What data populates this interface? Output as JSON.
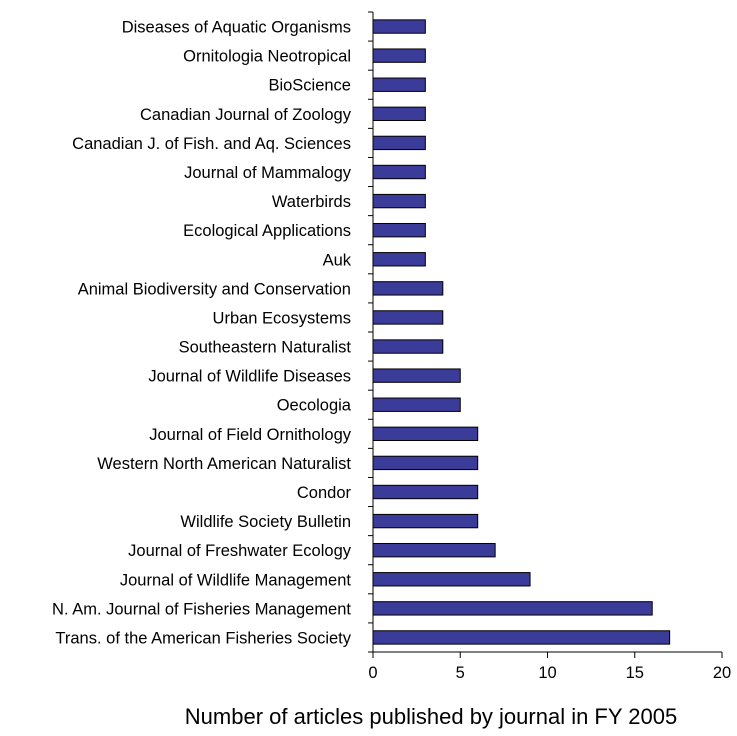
{
  "chart_data": {
    "type": "bar",
    "orientation": "horizontal",
    "categories": [
      "Diseases of Aquatic Organisms",
      "Ornitologia Neotropical",
      "BioScience",
      "Canadian Journal of Zoology",
      "Canadian J. of Fish. and Aq. Sciences",
      "Journal of Mammalogy",
      "Waterbirds",
      "Ecological Applications",
      "Auk",
      "Animal Biodiversity and Conservation",
      "Urban Ecosystems",
      "Southeastern Naturalist",
      "Journal of Wildlife Diseases",
      "Oecologia",
      "Journal of Field Ornithology",
      "Western North American Naturalist",
      "Condor",
      "Wildlife Society Bulletin",
      "Journal of Freshwater Ecology",
      "Journal of Wildlife Management",
      "N. Am. Journal of Fisheries Management",
      "Trans. of the American Fisheries Society"
    ],
    "values": [
      3,
      3,
      3,
      3,
      3,
      3,
      3,
      3,
      3,
      4,
      4,
      4,
      5,
      5,
      6,
      6,
      6,
      6,
      7,
      9,
      16,
      17
    ],
    "title": "",
    "xlabel": "Number of articles published by journal in FY 2005",
    "ylabel": "",
    "xlim": [
      0,
      20
    ],
    "xticks": [
      0,
      5,
      10,
      15,
      20
    ],
    "grid": false,
    "legend": "none",
    "bar_color": "#3b3b99",
    "bar_edge_color": "#000000"
  }
}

· · ·

- _Goal of the exercise_:
Write out all the records again, exactly, minus any pictures.

- _Finished task_:
What data populates this interface? Output as JSON.
{
  "chart_data": {
    "type": "bar",
    "orientation": "horizontal",
    "categories": [
      "Diseases of Aquatic Organisms",
      "Ornitologia Neotropical",
      "BioScience",
      "Canadian Journal of Zoology",
      "Canadian J. of Fish. and Aq. Sciences",
      "Journal of Mammalogy",
      "Waterbirds",
      "Ecological Applications",
      "Auk",
      "Animal Biodiversity and Conservation",
      "Urban Ecosystems",
      "Southeastern Naturalist",
      "Journal of Wildlife Diseases",
      "Oecologia",
      "Journal of Field Ornithology",
      "Western North American Naturalist",
      "Condor",
      "Wildlife Society Bulletin",
      "Journal of Freshwater Ecology",
      "Journal of Wildlife Management",
      "N. Am. Journal of Fisheries Management",
      "Trans. of the American Fisheries Society"
    ],
    "values": [
      3,
      3,
      3,
      3,
      3,
      3,
      3,
      3,
      3,
      4,
      4,
      4,
      5,
      5,
      6,
      6,
      6,
      6,
      7,
      9,
      16,
      17
    ],
    "title": "",
    "xlabel": "Number of articles published by journal in FY 2005",
    "ylabel": "",
    "xlim": [
      0,
      20
    ],
    "xticks": [
      0,
      5,
      10,
      15,
      20
    ],
    "grid": false,
    "legend": "none",
    "bar_color": "#3b3b99",
    "bar_edge_color": "#000000"
  }
}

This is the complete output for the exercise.